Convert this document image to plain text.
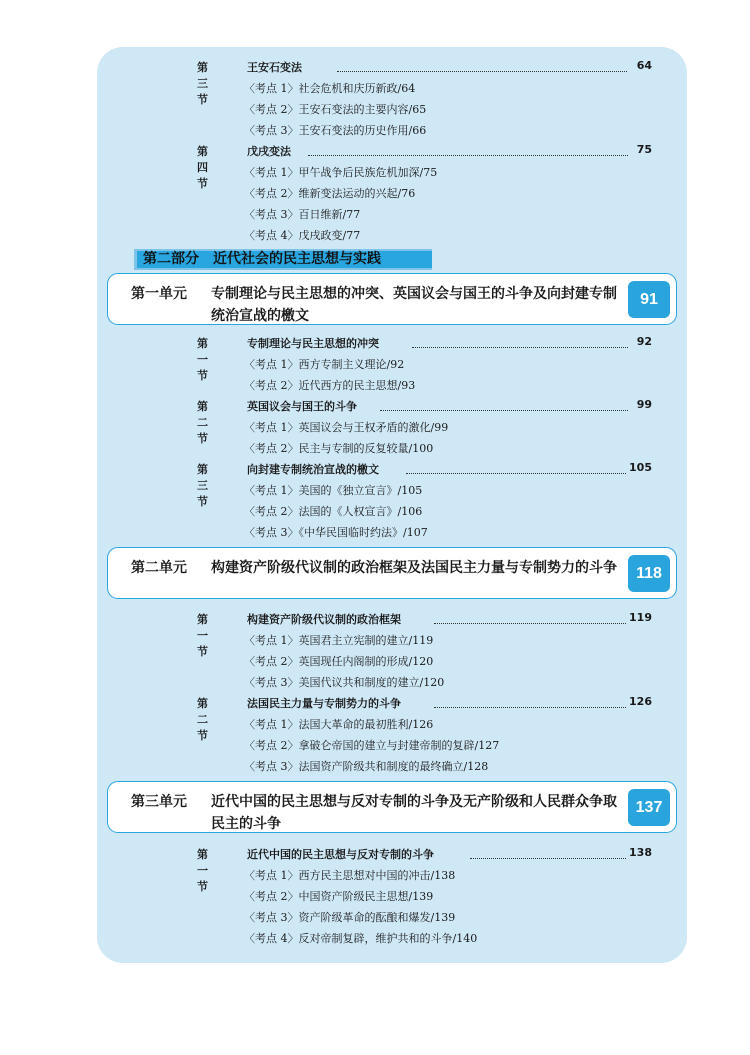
第三节
王安石变法	64
〈考点 1〉社会危机和庆历新政/64
〈考点 2〉王安石变法的主要内容/65
〈考点 3〉王安石变法的历史作用/66
第四节
戊戌变法	75
〈考点 1〉甲午战争后民族危机加深/75
〈考点 2〉维新变法运动的兴起/76
〈考点 3〉百日维新/77
〈考点 4〉戊戌政变/77
第二部分　近代社会的民主思想与实践
第一单元 专制理论与民主思想的冲突、英国议会与国王的斗争及向封建专制统治宣战的檄文
91
第一节
专制理论与民主思想的冲突	92
〈考点 1〉西方专制主义理论/92
〈考点 2〉近代西方的民主思想/93
第二节
英国议会与国王的斗争	99
〈考点 1〉英国议会与王权矛盾的激化/99
〈考点 2〉民主与专制的反复较量/100
第三节
向封建专制统治宣战的檄文	105
〈考点 1〉美国的《独立宣言》/105
〈考点 2〉法国的《人权宣言》/106
〈考点 3〉《中华民国临时约法》/107
第二单元 构建资产阶级代议制的政治框架及法国民主力量与专制势力的斗争	118
第一节
构建资产阶级代议制的政治框架	119
〈考点 1〉英国君主立宪制的建立/119
〈考点 2〉英国现任内阁制的形成/120
〈考点 3〉美国代议共和制度的建立/120
第二节
法国民主力量与专制势力的斗争	126
〈考点 1〉法国大革命的最初胜利/126
〈考点 2〉拿破仑帝国的建立与封建帝制的复辟/127
〈考点 3〉法国资产阶级共和制度的最终确立/128
第三单元 近代中国的民主思想与反对专制的斗争及无产阶级和人民群众争取民主的斗争
137
第一节
近代中国的民主思想与反对专制的斗争	138
〈考点 1〉西方民主思想对中国的冲击/138
〈考点 2〉中国资产阶级民主思想/139
〈考点 3〉资产阶级革命的酝酿和爆发/139
〈考点 4〉反对帝制复辟，维护共和的斗争/140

..............................

Pictures are excluded; copy all other data exactly as shown.

» Solution for this problem
Convert this document image to plain text.
第三节
王安石变法	64
〈考点 1〉社会危机和庆历新政/64
〈考点 2〉王安石变法的主要内容/65
〈考点 3〉王安石变法的历史作用/66
第四节
戊戌变法	75
〈考点 1〉甲午战争后民族危机加深/75
〈考点 2〉维新变法运动的兴起/76
〈考点 3〉百日维新/77
〈考点 4〉戊戌政变/77
第二部分　近代社会的民主思想与实践
第一单元 专制理论与民主思想的冲突、英国议会与国王的斗争及向封建专制统治宣战的檄文
91
第一节
专制理论与民主思想的冲突	92
〈考点 1〉西方专制主义理论/92
〈考点 2〉近代西方的民主思想/93
第二节
英国议会与国王的斗争	99
〈考点 1〉英国议会与王权矛盾的激化/99
〈考点 2〉民主与专制的反复较量/100
第三节
向封建专制统治宣战的檄文	105
〈考点 1〉美国的《独立宣言》/105
〈考点 2〉法国的《人权宣言》/106
〈考点 3〉《中华民国临时约法》/107
第二单元 构建资产阶级代议制的政治框架及法国民主力量与专制势力的斗争	118
第一节
构建资产阶级代议制的政治框架	119
〈考点 1〉英国君主立宪制的建立/119
〈考点 2〉英国现任内阁制的形成/120
〈考点 3〉美国代议共和制度的建立/120
第二节
法国民主力量与专制势力的斗争	126
〈考点 1〉法国大革命的最初胜利/126
〈考点 2〉拿破仑帝国的建立与封建帝制的复辟/127
〈考点 3〉法国资产阶级共和制度的最终确立/128
第三单元 近代中国的民主思想与反对专制的斗争及无产阶级和人民群众争取民主的斗争
137
第一节
近代中国的民主思想与反对专制的斗争	138
〈考点 1〉西方民主思想对中国的冲击/138
〈考点 2〉中国资产阶级民主思想/139
〈考点 3〉资产阶级革命的酝酿和爆发/139
〈考点 4〉反对帝制复辟，维护共和的斗争/140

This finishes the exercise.